# start of Extracted material
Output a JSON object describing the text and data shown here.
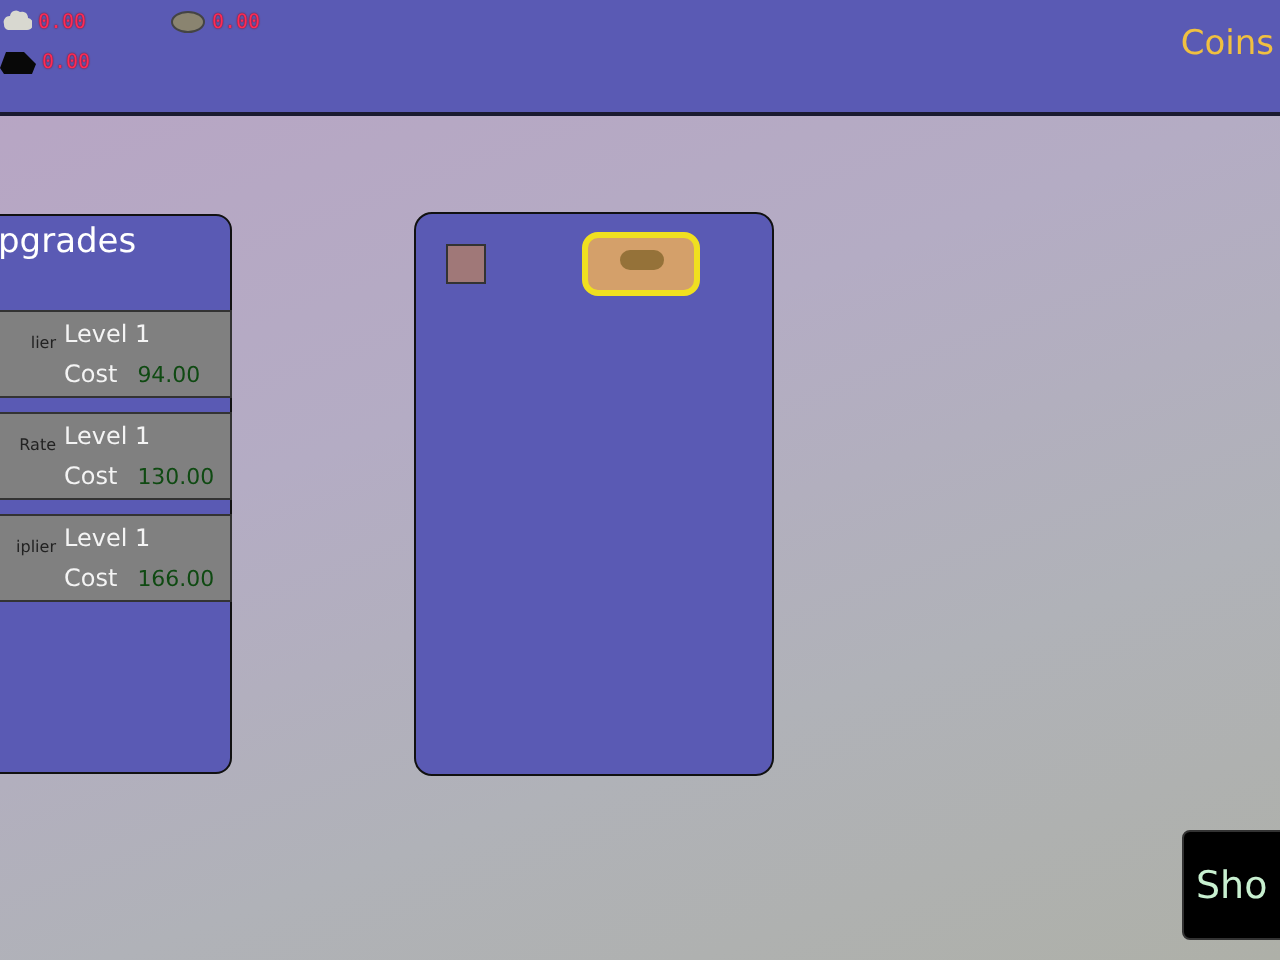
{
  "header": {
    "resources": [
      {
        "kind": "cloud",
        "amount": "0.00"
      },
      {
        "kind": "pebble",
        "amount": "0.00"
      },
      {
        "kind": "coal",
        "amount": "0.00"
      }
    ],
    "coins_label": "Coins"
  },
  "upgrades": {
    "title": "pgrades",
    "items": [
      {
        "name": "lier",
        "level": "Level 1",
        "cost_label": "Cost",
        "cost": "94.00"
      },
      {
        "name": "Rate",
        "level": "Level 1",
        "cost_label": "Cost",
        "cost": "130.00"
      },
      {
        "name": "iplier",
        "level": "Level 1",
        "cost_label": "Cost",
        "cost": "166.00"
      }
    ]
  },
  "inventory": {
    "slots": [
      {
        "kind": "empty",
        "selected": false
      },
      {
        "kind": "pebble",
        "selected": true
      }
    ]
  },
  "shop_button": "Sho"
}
# end of Extracted material
# start of Extracted material
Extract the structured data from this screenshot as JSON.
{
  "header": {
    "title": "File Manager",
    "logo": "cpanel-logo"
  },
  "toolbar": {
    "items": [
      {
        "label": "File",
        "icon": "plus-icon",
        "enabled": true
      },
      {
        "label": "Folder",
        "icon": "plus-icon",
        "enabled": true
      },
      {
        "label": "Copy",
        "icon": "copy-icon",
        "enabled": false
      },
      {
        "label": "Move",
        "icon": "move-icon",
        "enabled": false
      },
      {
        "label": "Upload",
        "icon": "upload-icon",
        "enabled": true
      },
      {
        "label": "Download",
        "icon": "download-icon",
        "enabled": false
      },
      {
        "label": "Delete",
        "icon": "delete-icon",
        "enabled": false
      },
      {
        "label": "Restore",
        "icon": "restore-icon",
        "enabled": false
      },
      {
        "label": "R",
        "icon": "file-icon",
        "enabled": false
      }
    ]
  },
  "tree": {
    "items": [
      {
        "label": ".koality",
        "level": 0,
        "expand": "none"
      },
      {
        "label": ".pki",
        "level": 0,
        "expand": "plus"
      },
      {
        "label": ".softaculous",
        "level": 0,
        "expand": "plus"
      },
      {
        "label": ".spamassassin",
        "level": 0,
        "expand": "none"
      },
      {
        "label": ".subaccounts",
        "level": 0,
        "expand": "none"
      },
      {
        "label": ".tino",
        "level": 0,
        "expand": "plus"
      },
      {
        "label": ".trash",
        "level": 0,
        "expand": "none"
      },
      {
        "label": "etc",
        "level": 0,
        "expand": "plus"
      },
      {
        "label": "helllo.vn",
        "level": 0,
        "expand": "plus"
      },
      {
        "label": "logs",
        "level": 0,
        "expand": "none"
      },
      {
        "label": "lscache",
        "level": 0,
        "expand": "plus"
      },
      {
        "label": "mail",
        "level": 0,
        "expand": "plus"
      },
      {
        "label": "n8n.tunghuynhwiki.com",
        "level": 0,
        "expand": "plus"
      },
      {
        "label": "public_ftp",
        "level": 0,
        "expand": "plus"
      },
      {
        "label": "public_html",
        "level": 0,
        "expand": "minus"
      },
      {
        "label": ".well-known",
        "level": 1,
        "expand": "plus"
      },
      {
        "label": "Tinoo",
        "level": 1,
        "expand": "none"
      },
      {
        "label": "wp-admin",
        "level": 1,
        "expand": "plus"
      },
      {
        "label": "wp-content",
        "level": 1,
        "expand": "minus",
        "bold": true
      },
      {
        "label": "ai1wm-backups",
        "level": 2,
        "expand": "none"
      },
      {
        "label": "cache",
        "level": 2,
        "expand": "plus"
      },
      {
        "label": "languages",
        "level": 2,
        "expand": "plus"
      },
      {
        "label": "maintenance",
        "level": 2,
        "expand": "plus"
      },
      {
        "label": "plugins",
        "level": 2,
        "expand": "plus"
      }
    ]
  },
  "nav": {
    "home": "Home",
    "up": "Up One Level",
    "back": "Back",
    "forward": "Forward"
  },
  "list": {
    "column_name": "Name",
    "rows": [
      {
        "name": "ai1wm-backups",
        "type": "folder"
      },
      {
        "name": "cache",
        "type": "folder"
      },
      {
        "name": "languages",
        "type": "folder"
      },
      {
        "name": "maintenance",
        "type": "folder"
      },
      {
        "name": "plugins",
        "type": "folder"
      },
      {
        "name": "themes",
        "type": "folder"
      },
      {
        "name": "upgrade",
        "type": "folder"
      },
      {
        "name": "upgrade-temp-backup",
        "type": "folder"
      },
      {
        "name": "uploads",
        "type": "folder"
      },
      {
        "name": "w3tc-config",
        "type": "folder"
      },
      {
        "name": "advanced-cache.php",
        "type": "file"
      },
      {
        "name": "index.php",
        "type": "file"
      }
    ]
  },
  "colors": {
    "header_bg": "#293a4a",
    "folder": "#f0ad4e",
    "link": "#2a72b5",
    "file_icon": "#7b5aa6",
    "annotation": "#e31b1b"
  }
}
# end of Extracted material
§ What the exercise asks:
Check each line of the records for the word "data" and extract those that contain it.

§ Right answer:
Output a JSON object describing the text and data shown here.
Extract the structured data from this screenshot as JSON.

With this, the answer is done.